INSTRUCTIONS FOR THE TASK: Return each entry exactly, with none missing.
★ ★ ★ ★
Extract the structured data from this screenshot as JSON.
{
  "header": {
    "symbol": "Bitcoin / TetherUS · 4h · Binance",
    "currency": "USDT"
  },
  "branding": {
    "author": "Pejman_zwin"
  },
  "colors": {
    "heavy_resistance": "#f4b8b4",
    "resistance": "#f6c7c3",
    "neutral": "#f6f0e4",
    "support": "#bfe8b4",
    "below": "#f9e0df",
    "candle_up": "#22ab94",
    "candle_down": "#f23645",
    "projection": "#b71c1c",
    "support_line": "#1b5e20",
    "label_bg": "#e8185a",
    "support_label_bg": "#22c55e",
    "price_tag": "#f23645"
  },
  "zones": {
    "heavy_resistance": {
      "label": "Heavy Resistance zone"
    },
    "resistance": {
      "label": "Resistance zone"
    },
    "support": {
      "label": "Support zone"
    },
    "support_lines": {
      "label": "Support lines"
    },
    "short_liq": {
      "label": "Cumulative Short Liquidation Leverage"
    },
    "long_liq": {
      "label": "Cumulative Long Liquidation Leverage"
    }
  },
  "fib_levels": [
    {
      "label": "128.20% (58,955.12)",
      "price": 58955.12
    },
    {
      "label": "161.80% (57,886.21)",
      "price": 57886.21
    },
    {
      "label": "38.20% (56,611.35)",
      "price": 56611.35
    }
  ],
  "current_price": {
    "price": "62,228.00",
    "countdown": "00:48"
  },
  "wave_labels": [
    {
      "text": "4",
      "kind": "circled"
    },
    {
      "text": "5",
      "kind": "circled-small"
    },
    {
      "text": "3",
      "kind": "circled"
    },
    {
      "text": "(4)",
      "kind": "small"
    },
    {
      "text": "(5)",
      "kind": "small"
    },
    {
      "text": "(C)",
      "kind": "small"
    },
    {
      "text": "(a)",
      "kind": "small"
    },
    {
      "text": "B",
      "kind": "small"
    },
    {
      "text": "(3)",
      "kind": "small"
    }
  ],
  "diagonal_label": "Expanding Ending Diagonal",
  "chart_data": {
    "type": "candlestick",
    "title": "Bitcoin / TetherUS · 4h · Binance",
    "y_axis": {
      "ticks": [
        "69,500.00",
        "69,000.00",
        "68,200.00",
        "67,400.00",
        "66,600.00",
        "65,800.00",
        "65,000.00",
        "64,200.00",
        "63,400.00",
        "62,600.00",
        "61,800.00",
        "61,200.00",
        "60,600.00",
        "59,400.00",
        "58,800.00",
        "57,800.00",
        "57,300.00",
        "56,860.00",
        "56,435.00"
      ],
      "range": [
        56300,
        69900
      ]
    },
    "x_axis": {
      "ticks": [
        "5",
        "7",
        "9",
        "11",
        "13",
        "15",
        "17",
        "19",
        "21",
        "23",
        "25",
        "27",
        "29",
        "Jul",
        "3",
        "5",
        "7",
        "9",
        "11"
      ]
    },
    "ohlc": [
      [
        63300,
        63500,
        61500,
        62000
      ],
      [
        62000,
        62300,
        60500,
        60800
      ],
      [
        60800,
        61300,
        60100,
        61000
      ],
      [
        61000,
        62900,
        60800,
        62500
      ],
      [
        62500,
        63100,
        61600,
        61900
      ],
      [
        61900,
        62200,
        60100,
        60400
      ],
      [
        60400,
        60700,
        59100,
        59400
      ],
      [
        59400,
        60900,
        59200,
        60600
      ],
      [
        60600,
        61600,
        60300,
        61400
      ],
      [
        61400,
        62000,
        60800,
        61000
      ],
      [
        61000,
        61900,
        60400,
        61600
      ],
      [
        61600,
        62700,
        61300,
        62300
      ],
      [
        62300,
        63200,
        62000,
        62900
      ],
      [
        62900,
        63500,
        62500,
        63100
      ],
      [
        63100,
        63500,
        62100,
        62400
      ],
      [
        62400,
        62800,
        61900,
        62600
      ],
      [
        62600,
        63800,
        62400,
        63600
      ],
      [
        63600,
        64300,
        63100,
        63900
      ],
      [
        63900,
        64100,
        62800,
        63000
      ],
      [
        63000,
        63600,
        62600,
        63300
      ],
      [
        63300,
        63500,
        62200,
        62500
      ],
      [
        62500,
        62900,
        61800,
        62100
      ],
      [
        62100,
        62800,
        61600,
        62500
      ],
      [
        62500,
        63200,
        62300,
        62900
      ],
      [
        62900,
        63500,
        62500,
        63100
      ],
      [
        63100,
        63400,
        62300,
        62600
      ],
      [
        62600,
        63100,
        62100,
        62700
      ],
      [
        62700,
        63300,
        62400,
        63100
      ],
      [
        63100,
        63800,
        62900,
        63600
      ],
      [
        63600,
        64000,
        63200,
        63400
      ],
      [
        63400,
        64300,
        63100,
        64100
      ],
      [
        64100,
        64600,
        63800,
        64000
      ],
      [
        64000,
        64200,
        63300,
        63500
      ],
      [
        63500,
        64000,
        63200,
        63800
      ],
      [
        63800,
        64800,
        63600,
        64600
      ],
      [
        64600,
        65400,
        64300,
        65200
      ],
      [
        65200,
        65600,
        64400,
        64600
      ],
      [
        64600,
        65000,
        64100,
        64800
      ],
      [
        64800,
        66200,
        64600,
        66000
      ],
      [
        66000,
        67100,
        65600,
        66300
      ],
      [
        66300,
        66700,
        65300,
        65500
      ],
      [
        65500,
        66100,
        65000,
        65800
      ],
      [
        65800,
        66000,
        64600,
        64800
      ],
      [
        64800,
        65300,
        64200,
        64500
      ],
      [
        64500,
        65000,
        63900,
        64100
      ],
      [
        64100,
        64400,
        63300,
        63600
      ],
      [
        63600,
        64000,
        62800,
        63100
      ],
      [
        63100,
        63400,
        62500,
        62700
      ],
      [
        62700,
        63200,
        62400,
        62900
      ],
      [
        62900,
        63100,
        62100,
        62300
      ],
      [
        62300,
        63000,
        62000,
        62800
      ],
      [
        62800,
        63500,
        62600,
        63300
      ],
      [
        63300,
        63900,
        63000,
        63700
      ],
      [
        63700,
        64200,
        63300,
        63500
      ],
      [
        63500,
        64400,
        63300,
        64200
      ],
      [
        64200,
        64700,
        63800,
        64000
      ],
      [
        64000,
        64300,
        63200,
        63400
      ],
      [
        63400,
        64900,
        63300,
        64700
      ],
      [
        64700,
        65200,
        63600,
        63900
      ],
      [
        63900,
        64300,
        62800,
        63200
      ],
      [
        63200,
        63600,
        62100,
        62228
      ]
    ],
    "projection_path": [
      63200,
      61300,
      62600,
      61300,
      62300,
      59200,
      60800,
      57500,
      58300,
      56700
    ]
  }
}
★ ★ ★ ★
PROBLEM SOLUTION:
Extract the structured data from this screenshot as JSON.
{
  "header": {
    "symbol": "Bitcoin / TetherUS · 4h · Binance",
    "currency": "USDT"
  },
  "branding": {
    "author": "Pejman_zwin"
  },
  "colors": {
    "heavy_resistance": "#f4b8b4",
    "resistance": "#f6c7c3",
    "neutral": "#f6f0e4",
    "support": "#bfe8b4",
    "below": "#f9e0df",
    "candle_up": "#22ab94",
    "candle_down": "#f23645",
    "projection": "#b71c1c",
    "support_line": "#1b5e20",
    "label_bg": "#e8185a",
    "support_label_bg": "#22c55e",
    "price_tag": "#f23645"
  },
  "zones": {
    "heavy_resistance": {
      "label": "Heavy Resistance zone"
    },
    "resistance": {
      "label": "Resistance zone"
    },
    "support": {
      "label": "Support zone"
    },
    "support_lines": {
      "label": "Support lines"
    },
    "short_liq": {
      "label": "Cumulative Short Liquidation Leverage"
    },
    "long_liq": {
      "label": "Cumulative Long Liquidation Leverage"
    }
  },
  "fib_levels": [
    {
      "label": "128.20% (58,955.12)",
      "price": 58955.12
    },
    {
      "label": "161.80% (57,886.21)",
      "price": 57886.21
    },
    {
      "label": "38.20% (56,611.35)",
      "price": 56611.35
    }
  ],
  "current_price": {
    "price": "62,228.00",
    "countdown": "00:48"
  },
  "wave_labels": [
    {
      "text": "4",
      "kind": "circled"
    },
    {
      "text": "5",
      "kind": "circled-small"
    },
    {
      "text": "3",
      "kind": "circled"
    },
    {
      "text": "(4)",
      "kind": "small"
    },
    {
      "text": "(5)",
      "kind": "small"
    },
    {
      "text": "(C)",
      "kind": "small"
    },
    {
      "text": "(a)",
      "kind": "small"
    },
    {
      "text": "B",
      "kind": "small"
    },
    {
      "text": "(3)",
      "kind": "small"
    }
  ],
  "diagonal_label": "Expanding Ending Diagonal",
  "chart_data": {
    "type": "candlestick",
    "title": "Bitcoin / TetherUS · 4h · Binance",
    "y_axis": {
      "ticks": [
        "69,500.00",
        "69,000.00",
        "68,200.00",
        "67,400.00",
        "66,600.00",
        "65,800.00",
        "65,000.00",
        "64,200.00",
        "63,400.00",
        "62,600.00",
        "61,800.00",
        "61,200.00",
        "60,600.00",
        "59,400.00",
        "58,800.00",
        "57,800.00",
        "57,300.00",
        "56,860.00",
        "56,435.00"
      ],
      "range": [
        56300,
        69900
      ]
    },
    "x_axis": {
      "ticks": [
        "5",
        "7",
        "9",
        "11",
        "13",
        "15",
        "17",
        "19",
        "21",
        "23",
        "25",
        "27",
        "29",
        "Jul",
        "3",
        "5",
        "7",
        "9",
        "11"
      ]
    },
    "ohlc": [
      [
        63300,
        63500,
        61500,
        62000
      ],
      [
        62000,
        62300,
        60500,
        60800
      ],
      [
        60800,
        61300,
        60100,
        61000
      ],
      [
        61000,
        62900,
        60800,
        62500
      ],
      [
        62500,
        63100,
        61600,
        61900
      ],
      [
        61900,
        62200,
        60100,
        60400
      ],
      [
        60400,
        60700,
        59100,
        59400
      ],
      [
        59400,
        60900,
        59200,
        60600
      ],
      [
        60600,
        61600,
        60300,
        61400
      ],
      [
        61400,
        62000,
        60800,
        61000
      ],
      [
        61000,
        61900,
        60400,
        61600
      ],
      [
        61600,
        62700,
        61300,
        62300
      ],
      [
        62300,
        63200,
        62000,
        62900
      ],
      [
        62900,
        63500,
        62500,
        63100
      ],
      [
        63100,
        63500,
        62100,
        62400
      ],
      [
        62400,
        62800,
        61900,
        62600
      ],
      [
        62600,
        63800,
        62400,
        63600
      ],
      [
        63600,
        64300,
        63100,
        63900
      ],
      [
        63900,
        64100,
        62800,
        63000
      ],
      [
        63000,
        63600,
        62600,
        63300
      ],
      [
        63300,
        63500,
        62200,
        62500
      ],
      [
        62500,
        62900,
        61800,
        62100
      ],
      [
        62100,
        62800,
        61600,
        62500
      ],
      [
        62500,
        63200,
        62300,
        62900
      ],
      [
        62900,
        63500,
        62500,
        63100
      ],
      [
        63100,
        63400,
        62300,
        62600
      ],
      [
        62600,
        63100,
        62100,
        62700
      ],
      [
        62700,
        63300,
        62400,
        63100
      ],
      [
        63100,
        63800,
        62900,
        63600
      ],
      [
        63600,
        64000,
        63200,
        63400
      ],
      [
        63400,
        64300,
        63100,
        64100
      ],
      [
        64100,
        64600,
        63800,
        64000
      ],
      [
        64000,
        64200,
        63300,
        63500
      ],
      [
        63500,
        64000,
        63200,
        63800
      ],
      [
        63800,
        64800,
        63600,
        64600
      ],
      [
        64600,
        65400,
        64300,
        65200
      ],
      [
        65200,
        65600,
        64400,
        64600
      ],
      [
        64600,
        65000,
        64100,
        64800
      ],
      [
        64800,
        66200,
        64600,
        66000
      ],
      [
        66000,
        67100,
        65600,
        66300
      ],
      [
        66300,
        66700,
        65300,
        65500
      ],
      [
        65500,
        66100,
        65000,
        65800
      ],
      [
        65800,
        66000,
        64600,
        64800
      ],
      [
        64800,
        65300,
        64200,
        64500
      ],
      [
        64500,
        65000,
        63900,
        64100
      ],
      [
        64100,
        64400,
        63300,
        63600
      ],
      [
        63600,
        64000,
        62800,
        63100
      ],
      [
        63100,
        63400,
        62500,
        62700
      ],
      [
        62700,
        63200,
        62400,
        62900
      ],
      [
        62900,
        63100,
        62100,
        62300
      ],
      [
        62300,
        63000,
        62000,
        62800
      ],
      [
        62800,
        63500,
        62600,
        63300
      ],
      [
        63300,
        63900,
        63000,
        63700
      ],
      [
        63700,
        64200,
        63300,
        63500
      ],
      [
        63500,
        64400,
        63300,
        64200
      ],
      [
        64200,
        64700,
        63800,
        64000
      ],
      [
        64000,
        64300,
        63200,
        63400
      ],
      [
        63400,
        64900,
        63300,
        64700
      ],
      [
        64700,
        65200,
        63600,
        63900
      ],
      [
        63900,
        64300,
        62800,
        63200
      ],
      [
        63200,
        63600,
        62100,
        62228
      ]
    ],
    "projection_path": [
      63200,
      61300,
      62600,
      61300,
      62300,
      59200,
      60800,
      57500,
      58300,
      56700
    ]
  }
}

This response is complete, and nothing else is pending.